= Exercise =
Look below. Copy each line that has "Italy" in it.

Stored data
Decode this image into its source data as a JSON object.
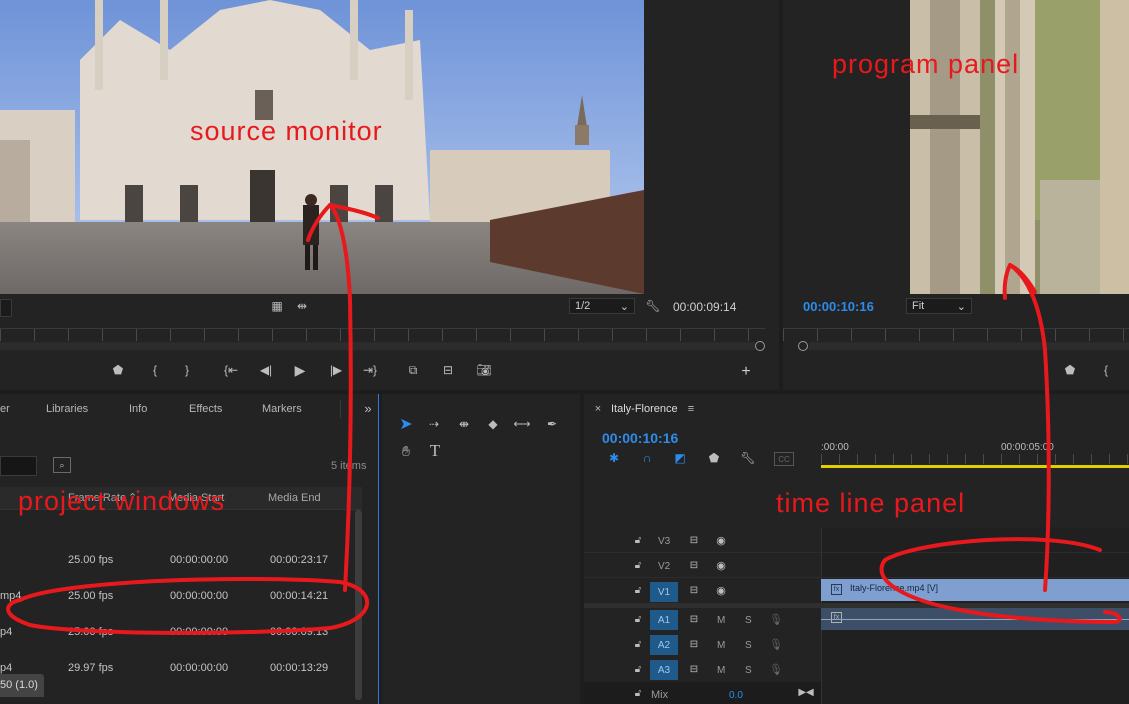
{
  "source_monitor": {
    "zoom_select": "1/2",
    "timecode": "00:00:09:14"
  },
  "program_monitor": {
    "timecode": "00:00:10:16",
    "fit_select": "Fit"
  },
  "project_panel": {
    "tabs": [
      "er",
      "Libraries",
      "Info",
      "Effects",
      "Markers"
    ],
    "item_count": "5 items",
    "columns": [
      "Frame Rate",
      "Media Start",
      "Media End"
    ],
    "rows": [
      {
        "name": "",
        "fps": "25.00 fps",
        "start": "00:00:00:00",
        "end": "00:00:23:17"
      },
      {
        "name": "mp4",
        "fps": "25.00 fps",
        "start": "00:00:00:00",
        "end": "00:00:14:21"
      },
      {
        "name": "p4",
        "fps": "25.00 fps",
        "start": "00:00:00:00",
        "end": "00:00:09:13"
      },
      {
        "name": "p4",
        "fps": "29.97 fps",
        "start": "00:00:00:00",
        "end": "00:00:13:29"
      }
    ],
    "footer": "50 (1.0)"
  },
  "timeline": {
    "sequence_name": "Italy-Florence",
    "timecode": "00:00:10:16",
    "ruler_labels": [
      ":00:00",
      "00:00:05:00"
    ],
    "video_tracks": [
      "V3",
      "V2",
      "V1"
    ],
    "audio_tracks": [
      "A1",
      "A2",
      "A3"
    ],
    "clip_label": "Italy-Florence.mp4 [V]",
    "mix_label": "Mix",
    "mix_value": "0.0"
  },
  "annotations": {
    "source_monitor": "source monitor",
    "program_panel": "program panel",
    "project_windows": "project windows",
    "time_line_panel": "time line panel"
  },
  "colors": {
    "accent_blue": "#2d8ceb",
    "annotation_red": "#e8191d",
    "clip_blue": "#7e9fcf",
    "playhead_yellow": "#e0d000"
  }
}
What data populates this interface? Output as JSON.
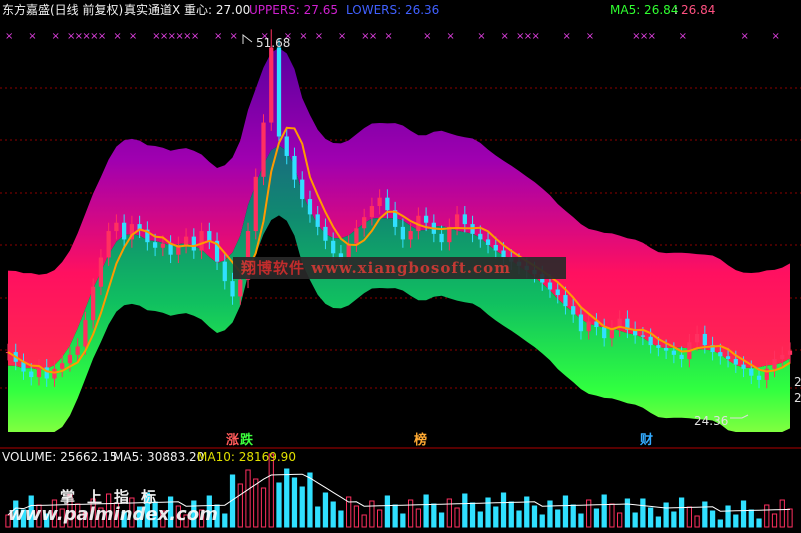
{
  "header": {
    "title": "东方嘉盛(日线 前复权)",
    "indicator_name": "真实通道X",
    "center_label": "重心: 27.00",
    "uppers_label": "UPPERS: 27.65",
    "lowers_label": "LOWERS: 26.36",
    "ma5_label": "MA5: 26.84",
    "ma5_value2": "26.84"
  },
  "price_chart": {
    "high_label": "51.68",
    "low_label": "24.36",
    "right_edge_labels": [
      "2",
      "2"
    ],
    "event_tags": [
      {
        "text": "涨",
        "color": "#ff5a5a"
      },
      {
        "text": "跌",
        "color": "#3cff3c"
      },
      {
        "text": "榜",
        "color": "#ffaa33"
      },
      {
        "text": "财",
        "color": "#33aaff"
      }
    ]
  },
  "volume_panel": {
    "volume_label": "VOLUME: 25662.15",
    "ma5_label": "MA5: 30883.20",
    "ma10_label": "MA10: 28169.90"
  },
  "watermarks": {
    "center": "翔博软件 www.xiangbosoft.com",
    "bottom_cn": "掌上指标",
    "bottom_url": "www.palmindex.com"
  },
  "colors": {
    "up": "#ff3060",
    "down": "#30e0ff",
    "ma_line": "#ff9a00",
    "uppers": "#c000c0",
    "lowers": "#4060ff",
    "ma5": "#30ff30",
    "marker": "#e040e0"
  },
  "chart_data": {
    "type": "candlestick",
    "price_high": 51.68,
    "price_low": 24.36,
    "close": [
      29.1,
      28.4,
      27.7,
      27.3,
      28.0,
      27.2,
      27.9,
      28.3,
      28.9,
      29.5,
      31.4,
      33.8,
      35.9,
      37.8,
      38.4,
      37.2,
      38.3,
      37.9,
      37.0,
      36.6,
      36.9,
      36.1,
      36.8,
      37.4,
      36.4,
      37.8,
      37.1,
      35.6,
      34.2,
      33.1,
      34.3,
      37.8,
      41.7,
      45.6,
      51.0,
      44.6,
      43.2,
      41.5,
      40.1,
      39.0,
      38.1,
      37.1,
      36.2,
      35.8,
      36.9,
      38.0,
      38.8,
      39.6,
      40.2,
      39.3,
      38.1,
      37.2,
      37.8,
      38.9,
      38.4,
      37.6,
      37.0,
      38.1,
      39.0,
      38.3,
      37.6,
      37.2,
      36.8,
      36.4,
      35.9,
      35.6,
      35.3,
      35.0,
      34.7,
      34.1,
      33.6,
      33.2,
      32.4,
      31.8,
      30.6,
      31.3,
      30.9,
      30.1,
      30.8,
      31.5,
      30.7,
      30.3,
      30.2,
      29.6,
      29.4,
      29.2,
      28.9,
      28.6,
      29.8,
      30.4,
      29.6,
      29.1,
      28.8,
      28.6,
      28.2,
      27.9,
      27.4,
      27.1,
      27.9,
      28.6,
      28.9,
      29.2
    ]
  }
}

= Result for this task =
    "sequence_name": "Italy-Florence",
    "clip_label": "Italy-Florence.mp4 [V]",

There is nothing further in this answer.